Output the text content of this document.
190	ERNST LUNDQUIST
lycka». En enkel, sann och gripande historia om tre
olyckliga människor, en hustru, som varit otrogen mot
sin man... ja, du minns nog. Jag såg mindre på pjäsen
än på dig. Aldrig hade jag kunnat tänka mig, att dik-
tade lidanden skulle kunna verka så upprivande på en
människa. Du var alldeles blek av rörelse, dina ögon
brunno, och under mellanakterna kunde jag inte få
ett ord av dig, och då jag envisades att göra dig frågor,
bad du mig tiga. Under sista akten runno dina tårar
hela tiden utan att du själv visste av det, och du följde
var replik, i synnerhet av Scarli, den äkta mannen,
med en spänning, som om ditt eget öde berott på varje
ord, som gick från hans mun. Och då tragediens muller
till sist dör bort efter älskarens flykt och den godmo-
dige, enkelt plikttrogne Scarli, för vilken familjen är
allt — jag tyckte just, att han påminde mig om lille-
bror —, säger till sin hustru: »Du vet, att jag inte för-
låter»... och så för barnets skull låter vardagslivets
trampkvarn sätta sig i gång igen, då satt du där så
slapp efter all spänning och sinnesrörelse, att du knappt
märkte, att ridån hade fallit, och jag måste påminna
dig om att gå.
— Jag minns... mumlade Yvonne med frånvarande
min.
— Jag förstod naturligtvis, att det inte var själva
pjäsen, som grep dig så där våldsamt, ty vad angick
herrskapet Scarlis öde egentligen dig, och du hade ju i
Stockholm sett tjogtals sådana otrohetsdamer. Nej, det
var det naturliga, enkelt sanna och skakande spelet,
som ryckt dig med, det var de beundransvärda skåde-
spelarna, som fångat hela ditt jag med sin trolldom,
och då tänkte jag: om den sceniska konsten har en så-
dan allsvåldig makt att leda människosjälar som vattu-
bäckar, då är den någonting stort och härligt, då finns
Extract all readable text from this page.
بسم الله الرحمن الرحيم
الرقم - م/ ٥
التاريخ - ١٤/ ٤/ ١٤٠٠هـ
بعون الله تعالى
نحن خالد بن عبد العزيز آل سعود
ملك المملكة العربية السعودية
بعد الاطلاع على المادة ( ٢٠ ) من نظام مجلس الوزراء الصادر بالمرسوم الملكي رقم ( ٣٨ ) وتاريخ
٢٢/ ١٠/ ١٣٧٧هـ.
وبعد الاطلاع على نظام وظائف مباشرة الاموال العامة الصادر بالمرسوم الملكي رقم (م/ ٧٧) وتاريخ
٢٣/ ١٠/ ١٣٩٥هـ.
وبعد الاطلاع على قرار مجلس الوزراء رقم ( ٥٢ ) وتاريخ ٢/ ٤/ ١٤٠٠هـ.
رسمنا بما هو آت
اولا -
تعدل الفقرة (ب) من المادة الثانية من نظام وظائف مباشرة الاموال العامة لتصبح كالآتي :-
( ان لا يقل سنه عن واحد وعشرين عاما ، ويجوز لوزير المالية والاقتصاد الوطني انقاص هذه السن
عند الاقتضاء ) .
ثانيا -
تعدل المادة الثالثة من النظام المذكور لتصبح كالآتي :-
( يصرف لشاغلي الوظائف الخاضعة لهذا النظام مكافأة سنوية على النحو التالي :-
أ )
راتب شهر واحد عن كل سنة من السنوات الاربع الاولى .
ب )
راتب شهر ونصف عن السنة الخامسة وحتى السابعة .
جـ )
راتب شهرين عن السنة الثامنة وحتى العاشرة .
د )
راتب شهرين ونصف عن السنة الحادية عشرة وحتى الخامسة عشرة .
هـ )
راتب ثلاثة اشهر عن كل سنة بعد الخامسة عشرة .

------------------------------------------------------------------------

### Exercise directions
Every line of the data above should be reproduced word for word.

### Solution for this problem
Output the text content of this document.
190	ERNST LUNDQUIST
lycka». En enkel, sann och gripande historia om tre
olyckliga människor, en hustru, som varit otrogen mot
sin man... ja, du minns nog. Jag såg mindre på pjäsen
än på dig. Aldrig hade jag kunnat tänka mig, att dik-
tade lidanden skulle kunna verka så upprivande på en
människa. Du var alldeles blek av rörelse, dina ögon
brunno, och under mellanakterna kunde jag inte få
ett ord av dig, och då jag envisades att göra dig frågor,
bad du mig tiga. Under sista akten runno dina tårar
hela tiden utan att du själv visste av det, och du följde
var replik, i synnerhet av Scarli, den äkta mannen,
med en spänning, som om ditt eget öde berott på varje
ord, som gick från hans mun. Och då tragediens muller
till sist dör bort efter älskarens flykt och den godmo-
dige, enkelt plikttrogne Scarli, för vilken familjen är
allt — jag tyckte just, att han påminde mig om lille-
bror —, säger till sin hustru: »Du vet, att jag inte för-
låter»... och så för barnets skull låter vardagslivets
trampkvarn sätta sig i gång igen, då satt du där så
slapp efter all spänning och sinnesrörelse, att du knappt
märkte, att ridån hade fallit, och jag måste påminna
dig om att gå.
— Jag minns... mumlade Yvonne med frånvarande
min.
— Jag förstod naturligtvis, att det inte var själva
pjäsen, som grep dig så där våldsamt, ty vad angick
herrskapet Scarlis öde egentligen dig, och du hade ju i
Stockholm sett tjogtals sådana otrohetsdamer. Nej, det
var det naturliga, enkelt sanna och skakande spelet,
som ryckt dig med, det var de beundransvärda skåde-
spelarna, som fångat hela ditt jag med sin trolldom,
och då tänkte jag: om den sceniska konsten har en så-
dan allsvåldig makt att leda människosjälar som vattu-
bäckar, då är den någonting stort och härligt, då finns
Extract all readable text from this page.
بسم الله الرحمن الرحيم
الرقم - م/ ٥
التاريخ - ١٤/ ٤/ ١٤٠٠هـ
بعون الله تعالى
نحن خالد بن عبد العزيز آل سعود
ملك المملكة العربية السعودية
بعد الاطلاع على المادة ( ٢٠ ) من نظام مجلس الوزراء الصادر بالمرسوم الملكي رقم ( ٣٨ ) وتاريخ
٢٢/ ١٠/ ١٣٧٧هـ.
وبعد الاطلاع على نظام وظائف مباشرة الاموال العامة الصادر بالمرسوم الملكي رقم (م/ ٧٧) وتاريخ
٢٣/ ١٠/ ١٣٩٥هـ.
وبعد الاطلاع على قرار مجلس الوزراء رقم ( ٥٢ ) وتاريخ ٢/ ٤/ ١٤٠٠هـ.
رسمنا بما هو آت
اولا -
تعدل الفقرة (ب) من المادة الثانية من نظام وظائف مباشرة الاموال العامة لتصبح كالآتي :-
( ان لا يقل سنه عن واحد وعشرين عاما ، ويجوز لوزير المالية والاقتصاد الوطني انقاص هذه السن
عند الاقتضاء ) .
ثانيا -
تعدل المادة الثالثة من النظام المذكور لتصبح كالآتي :-
( يصرف لشاغلي الوظائف الخاضعة لهذا النظام مكافأة سنوية على النحو التالي :-
أ )
راتب شهر واحد عن كل سنة من السنوات الاربع الاولى .
ب )
راتب شهر ونصف عن السنة الخامسة وحتى السابعة .
جـ )
راتب شهرين عن السنة الثامنة وحتى العاشرة .
د )
راتب شهرين ونصف عن السنة الحادية عشرة وحتى الخامسة عشرة .
هـ )
راتب ثلاثة اشهر عن كل سنة بعد الخامسة عشرة .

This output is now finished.